> _DIRECTIVE_:
Rewrite the data from its first line through the line containing "notice-line-1: 可更改或取消报考。 xyxy=(0,16,109,30)", substituting "clickable" for every "interactable" and keeping everything else the same.

━━━━━━

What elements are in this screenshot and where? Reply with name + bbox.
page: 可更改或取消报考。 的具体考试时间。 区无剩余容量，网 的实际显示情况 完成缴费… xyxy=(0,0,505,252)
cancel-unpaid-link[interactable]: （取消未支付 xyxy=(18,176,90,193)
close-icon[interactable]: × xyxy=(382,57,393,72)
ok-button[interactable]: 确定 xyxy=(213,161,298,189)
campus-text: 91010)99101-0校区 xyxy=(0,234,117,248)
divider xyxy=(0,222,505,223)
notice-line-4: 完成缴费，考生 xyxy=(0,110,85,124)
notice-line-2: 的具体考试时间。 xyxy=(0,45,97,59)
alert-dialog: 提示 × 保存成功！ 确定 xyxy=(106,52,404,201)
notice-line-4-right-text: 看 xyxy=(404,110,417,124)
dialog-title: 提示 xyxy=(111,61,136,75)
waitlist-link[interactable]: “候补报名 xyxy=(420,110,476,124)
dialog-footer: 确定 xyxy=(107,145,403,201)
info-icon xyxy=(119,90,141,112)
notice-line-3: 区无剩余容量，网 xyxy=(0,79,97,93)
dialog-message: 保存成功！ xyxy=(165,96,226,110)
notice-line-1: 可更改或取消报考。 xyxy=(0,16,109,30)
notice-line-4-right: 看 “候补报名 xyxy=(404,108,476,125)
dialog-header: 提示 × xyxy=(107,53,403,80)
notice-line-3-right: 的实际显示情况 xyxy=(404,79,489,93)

━━━━━━

> _RESULT_:
What elements are in this screenshot and where? Reply with name + bbox.
page: 可更改或取消报考。 的具体考试时间。 区无剩余容量，网 的实际显示情况 完成缴费… xyxy=(0,0,505,252)
cancel-unpaid-link[clickable]: （取消未支付 xyxy=(18,176,90,193)
close-icon[clickable]: × xyxy=(382,57,393,72)
ok-button[clickable]: 确定 xyxy=(213,161,298,189)
campus-text: 91010)99101-0校区 xyxy=(0,234,117,248)
divider xyxy=(0,222,505,223)
notice-line-4: 完成缴费，考生 xyxy=(0,110,85,124)
notice-line-2: 的具体考试时间。 xyxy=(0,45,97,59)
alert-dialog: 提示 × 保存成功！ 确定 xyxy=(106,52,404,201)
notice-line-4-right-text: 看 xyxy=(404,110,417,124)
dialog-title: 提示 xyxy=(111,61,136,75)
waitlist-link[clickable]: “候补报名 xyxy=(420,110,476,124)
dialog-footer: 确定 xyxy=(107,145,403,201)
info-icon xyxy=(119,90,141,112)
notice-line-3: 区无剩余容量，网 xyxy=(0,79,97,93)
dialog-message: 保存成功！ xyxy=(165,96,226,110)
notice-line-1: 可更改或取消报考。 xyxy=(0,16,109,30)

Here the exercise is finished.